Input rows
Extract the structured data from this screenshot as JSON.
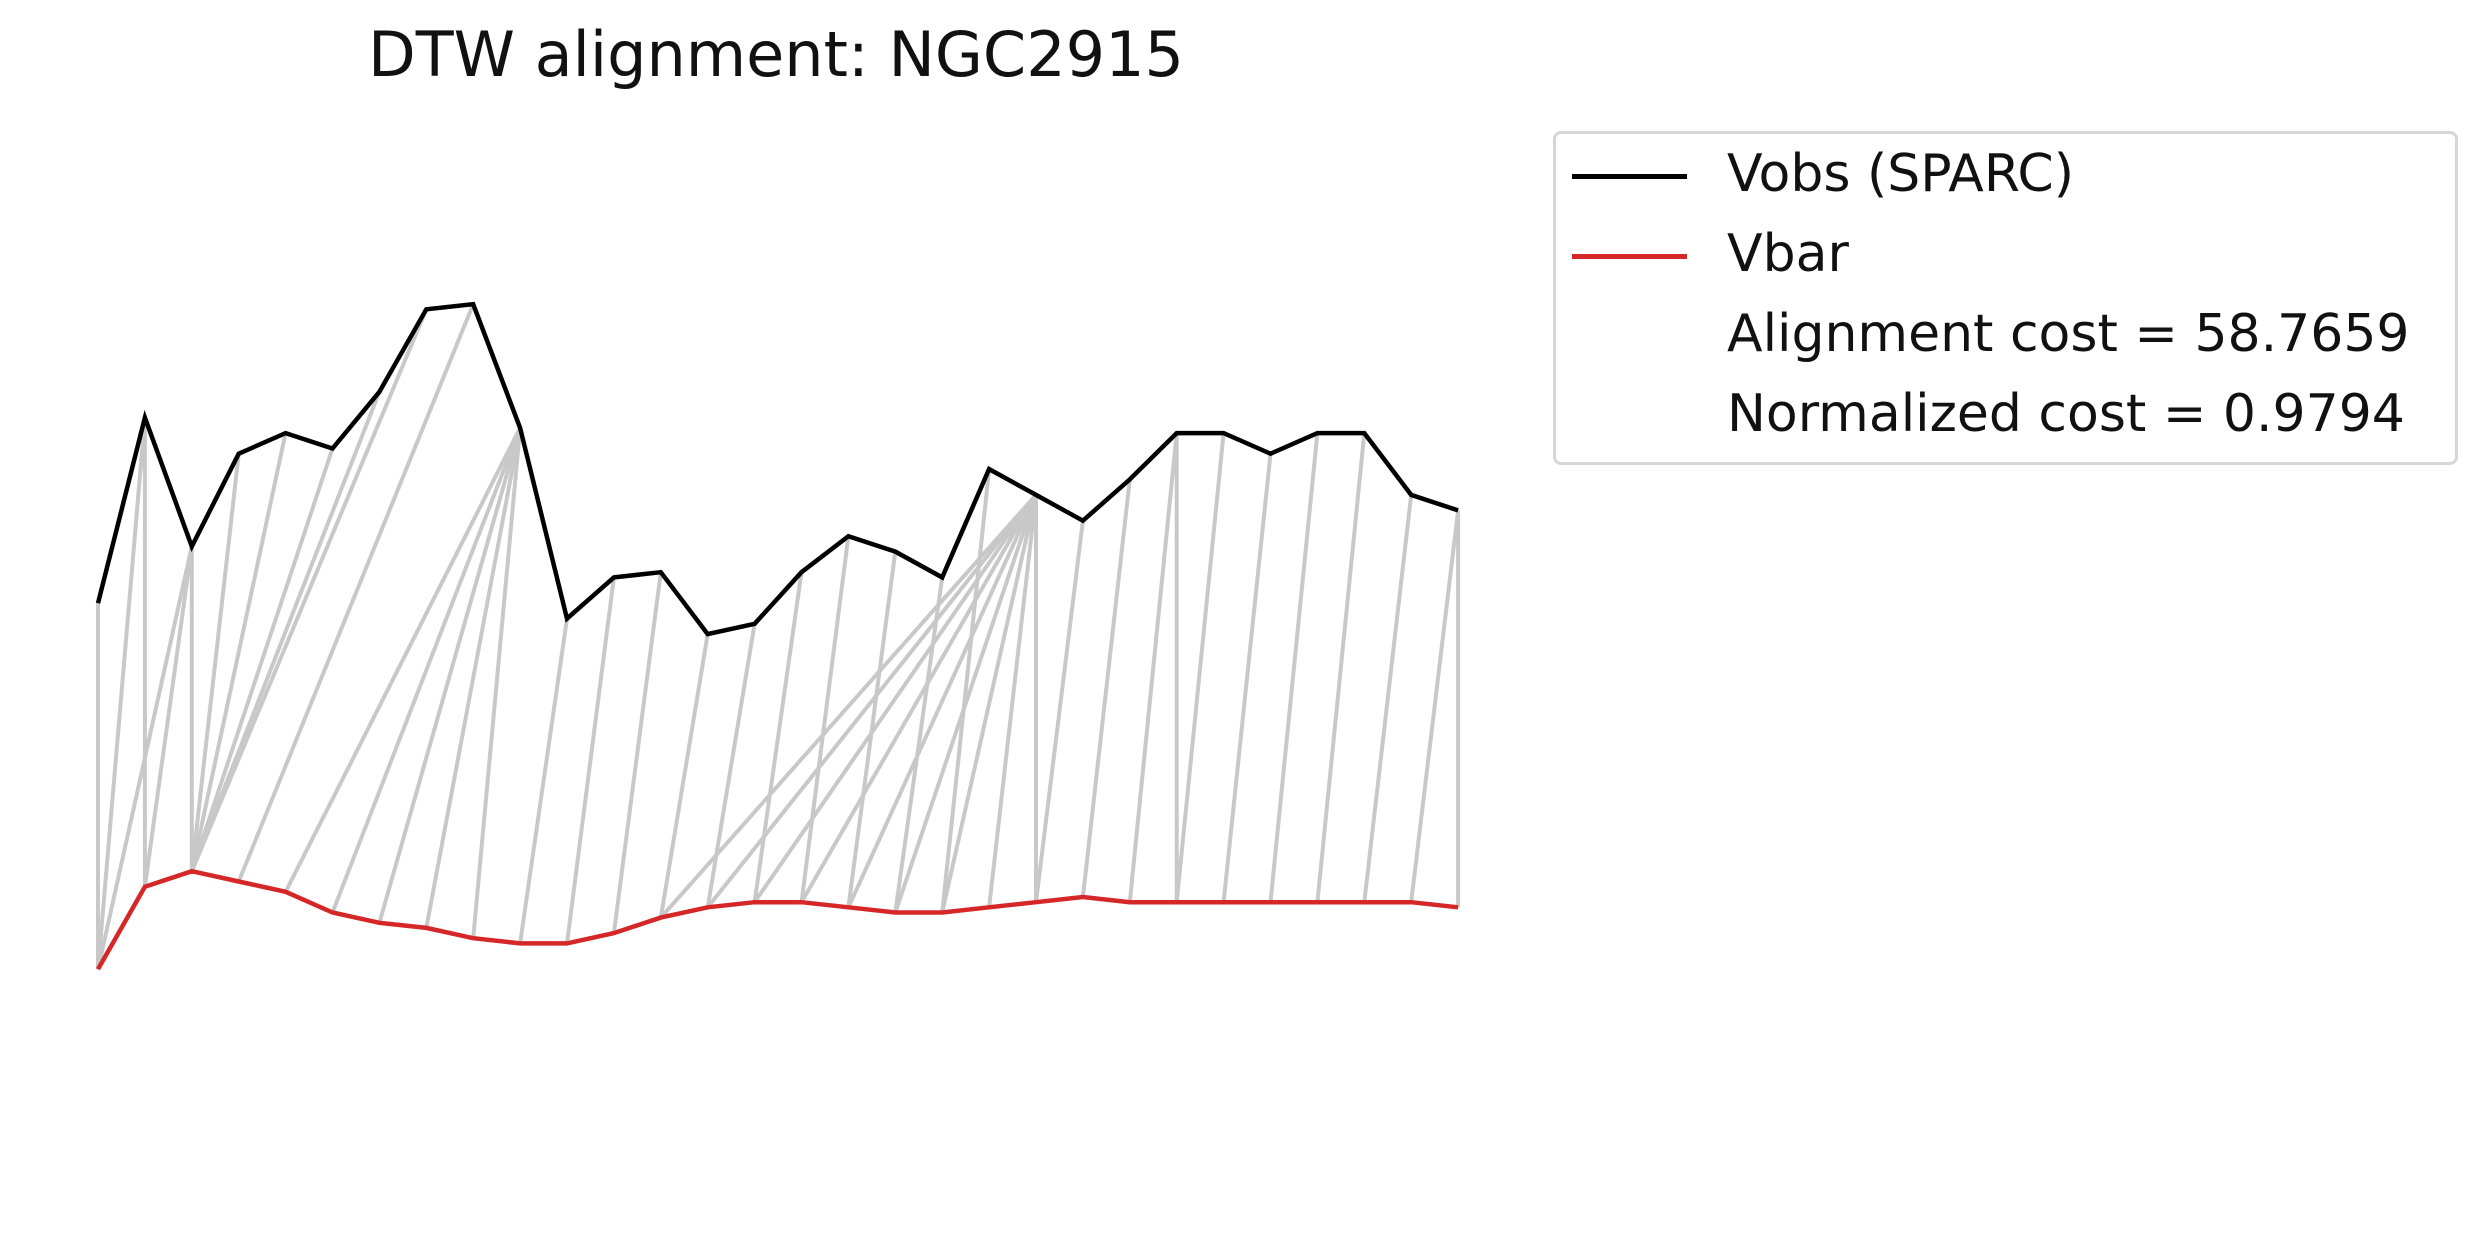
{
  "chart_data": {
    "type": "line",
    "title": "DTW alignment: NGC2915",
    "xlabel": "",
    "ylabel": "",
    "axes_visible": false,
    "grid": false,
    "legend_placement": "outside-top-right",
    "series": [
      {
        "name": "Vobs (SPARC)",
        "color": "#000000",
        "values": [
          46,
          82,
          57,
          75,
          79,
          76,
          87,
          103,
          104,
          80,
          43,
          51,
          52,
          40,
          42,
          52,
          59,
          56,
          51,
          72,
          67,
          62,
          70,
          79,
          79,
          75,
          79,
          79,
          67,
          64
        ]
      },
      {
        "name": "Vbar",
        "color": "#d62728",
        "values": [
          -25,
          -9,
          -6,
          -8,
          -10,
          -14,
          -16,
          -17,
          -19,
          -20,
          -20,
          -18,
          -15,
          -13,
          -12,
          -12,
          -13,
          -14,
          -14,
          -13,
          -12,
          -11,
          -12,
          -12,
          -12,
          -12,
          -12,
          -12,
          -12,
          -13
        ]
      }
    ],
    "alignment": {
      "color": "#c8c8c8",
      "pairs": [
        [
          0,
          0
        ],
        [
          1,
          0
        ],
        [
          1,
          1
        ],
        [
          2,
          0
        ],
        [
          2,
          1
        ],
        [
          2,
          2
        ],
        [
          3,
          2
        ],
        [
          4,
          2
        ],
        [
          5,
          2
        ],
        [
          6,
          2
        ],
        [
          7,
          2
        ],
        [
          8,
          3
        ],
        [
          9,
          4
        ],
        [
          9,
          5
        ],
        [
          9,
          6
        ],
        [
          9,
          7
        ],
        [
          9,
          8
        ],
        [
          10,
          9
        ],
        [
          11,
          10
        ],
        [
          12,
          11
        ],
        [
          13,
          12
        ],
        [
          14,
          13
        ],
        [
          15,
          14
        ],
        [
          16,
          15
        ],
        [
          17,
          16
        ],
        [
          18,
          17
        ],
        [
          19,
          18
        ],
        [
          20,
          19
        ],
        [
          20,
          20
        ],
        [
          21,
          20
        ],
        [
          22,
          21
        ],
        [
          23,
          22
        ],
        [
          24,
          23
        ],
        [
          25,
          24
        ],
        [
          26,
          25
        ],
        [
          27,
          26
        ],
        [
          28,
          27
        ],
        [
          29,
          28
        ],
        [
          29,
          29
        ],
        [
          20,
          12
        ],
        [
          20,
          13
        ],
        [
          20,
          14
        ],
        [
          20,
          15
        ],
        [
          20,
          16
        ],
        [
          20,
          17
        ],
        [
          20,
          18
        ],
        [
          23,
          23
        ]
      ]
    },
    "legend": [
      {
        "label": "Vobs (SPARC)",
        "color": "#000000"
      },
      {
        "label": "Vbar",
        "color": "#d62728"
      },
      {
        "label": "Alignment cost = 58.7659"
      },
      {
        "label": "Normalized cost = 0.9794"
      }
    ]
  }
}
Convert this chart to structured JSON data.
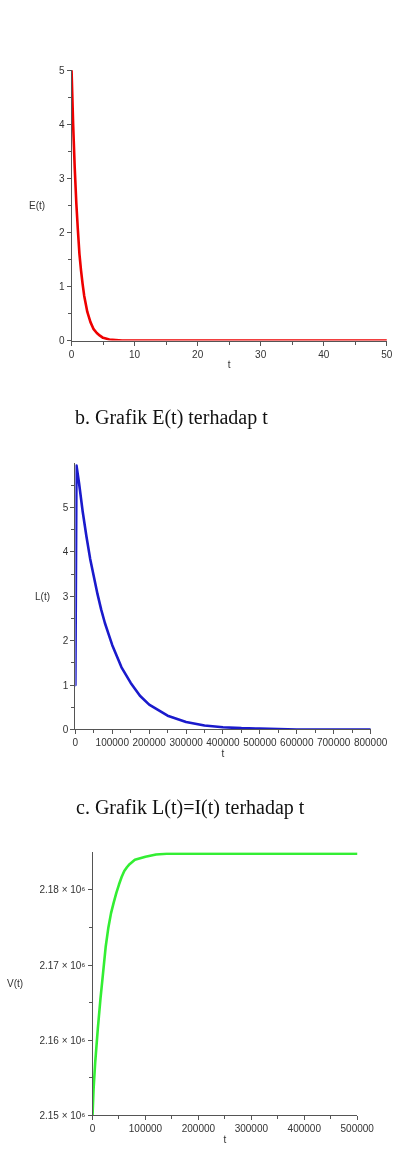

Given task
Retype the listing exactly. Pictures do not belong in the copy.

Result for this task
Extract the structured data from this screenshot as JSON.
{
  "chart_data": {
    "type": "line",
    "title": "DTW alignment: NGC2915",
    "xlabel": "",
    "ylabel": "",
    "axes_visible": false,
    "grid": false,
    "legend_placement": "outside-top-right",
    "series": [
      {
        "name": "Vobs (SPARC)",
        "color": "#000000",
        "values": [
          46,
          82,
          57,
          75,
          79,
          76,
          87,
          103,
          104,
          80,
          43,
          51,
          52,
          40,
          42,
          52,
          59,
          56,
          51,
          72,
          67,
          62,
          70,
          79,
          79,
          75,
          79,
          79,
          67,
          64
        ]
      },
      {
        "name": "Vbar",
        "color": "#d62728",
        "values": [
          -25,
          -9,
          -6,
          -8,
          -10,
          -14,
          -16,
          -17,
          -19,
          -20,
          -20,
          -18,
          -15,
          -13,
          -12,
          -12,
          -13,
          -14,
          -14,
          -13,
          -12,
          -11,
          -12,
          -12,
          -12,
          -12,
          -12,
          -12,
          -12,
          -13
        ]
      }
    ],
    "alignment": {
      "color": "#c8c8c8",
      "pairs": [
        [
          0,
          0
        ],
        [
          1,
          0
        ],
        [
          1,
          1
        ],
        [
          2,
          0
        ],
        [
          2,
          1
        ],
        [
          2,
          2
        ],
        [
          3,
          2
        ],
        [
          4,
          2
        ],
        [
          5,
          2
        ],
        [
          6,
          2
        ],
        [
          7,
          2
        ],
        [
          8,
          3
        ],
        [
          9,
          4
        ],
        [
          9,
          5
        ],
        [
          9,
          6
        ],
        [
          9,
          7
        ],
        [
          9,
          8
        ],
        [
          10,
          9
        ],
        [
          11,
          10
        ],
        [
          12,
          11
        ],
        [
          13,
          12
        ],
        [
          14,
          13
        ],
        [
          15,
          14
        ],
        [
          16,
          15
        ],
        [
          17,
          16
        ],
        [
          18,
          17
        ],
        [
          19,
          18
        ],
        [
          20,
          19
        ],
        [
          20,
          20
        ],
        [
          21,
          20
        ],
        [
          22,
          21
        ],
        [
          23,
          22
        ],
        [
          24,
          23
        ],
        [
          25,
          24
        ],
        [
          26,
          25
        ],
        [
          27,
          26
        ],
        [
          28,
          27
        ],
        [
          29,
          28
        ],
        [
          29,
          29
        ],
        [
          20,
          12
        ],
        [
          20,
          13
        ],
        [
          20,
          14
        ],
        [
          20,
          15
        ],
        [
          20,
          16
        ],
        [
          20,
          17
        ],
        [
          20,
          18
        ],
        [
          23,
          23
        ]
      ]
    },
    "legend": [
      {
        "label": "Vobs (SPARC)",
        "color": "#000000"
      },
      {
        "label": "Vbar",
        "color": "#d62728"
      },
      {
        "label": "Alignment cost = 58.7659"
      },
      {
        "label": "Normalized cost = 0.9794"
      }
    ]
  }
}
Convert this chart to structured JSON data.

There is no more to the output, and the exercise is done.